> **Required work**:
Locate the string "January" throughout the material and copy every line in which it occurs.

> **Items**:
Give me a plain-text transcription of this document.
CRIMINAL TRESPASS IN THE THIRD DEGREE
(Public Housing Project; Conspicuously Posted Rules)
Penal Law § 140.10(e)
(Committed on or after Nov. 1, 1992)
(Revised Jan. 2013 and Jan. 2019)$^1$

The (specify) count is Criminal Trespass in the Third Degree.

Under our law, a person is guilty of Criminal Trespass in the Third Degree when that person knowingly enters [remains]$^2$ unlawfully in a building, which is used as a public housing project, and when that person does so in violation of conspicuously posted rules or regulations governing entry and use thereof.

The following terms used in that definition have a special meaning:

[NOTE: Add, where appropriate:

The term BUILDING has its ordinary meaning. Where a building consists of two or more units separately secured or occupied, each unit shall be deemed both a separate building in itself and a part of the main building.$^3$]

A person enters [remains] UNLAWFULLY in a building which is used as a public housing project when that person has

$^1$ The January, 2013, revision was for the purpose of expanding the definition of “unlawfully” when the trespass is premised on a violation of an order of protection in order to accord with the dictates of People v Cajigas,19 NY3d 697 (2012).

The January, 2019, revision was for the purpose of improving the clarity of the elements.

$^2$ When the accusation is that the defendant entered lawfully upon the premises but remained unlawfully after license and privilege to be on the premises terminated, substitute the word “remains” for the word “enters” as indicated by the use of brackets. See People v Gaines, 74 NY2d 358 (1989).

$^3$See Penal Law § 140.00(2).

> **Final answer**:
$^1$ The January, 2013, revision was for the purpose of expanding the definition of “unlawfully” when the trespass is premised on a violation of an order of protection in order to accord with the dictates of People v Cajigas,19 NY3d 697 (2012).
The January, 2019, revision was for the purpose of improving the clarity of the elements.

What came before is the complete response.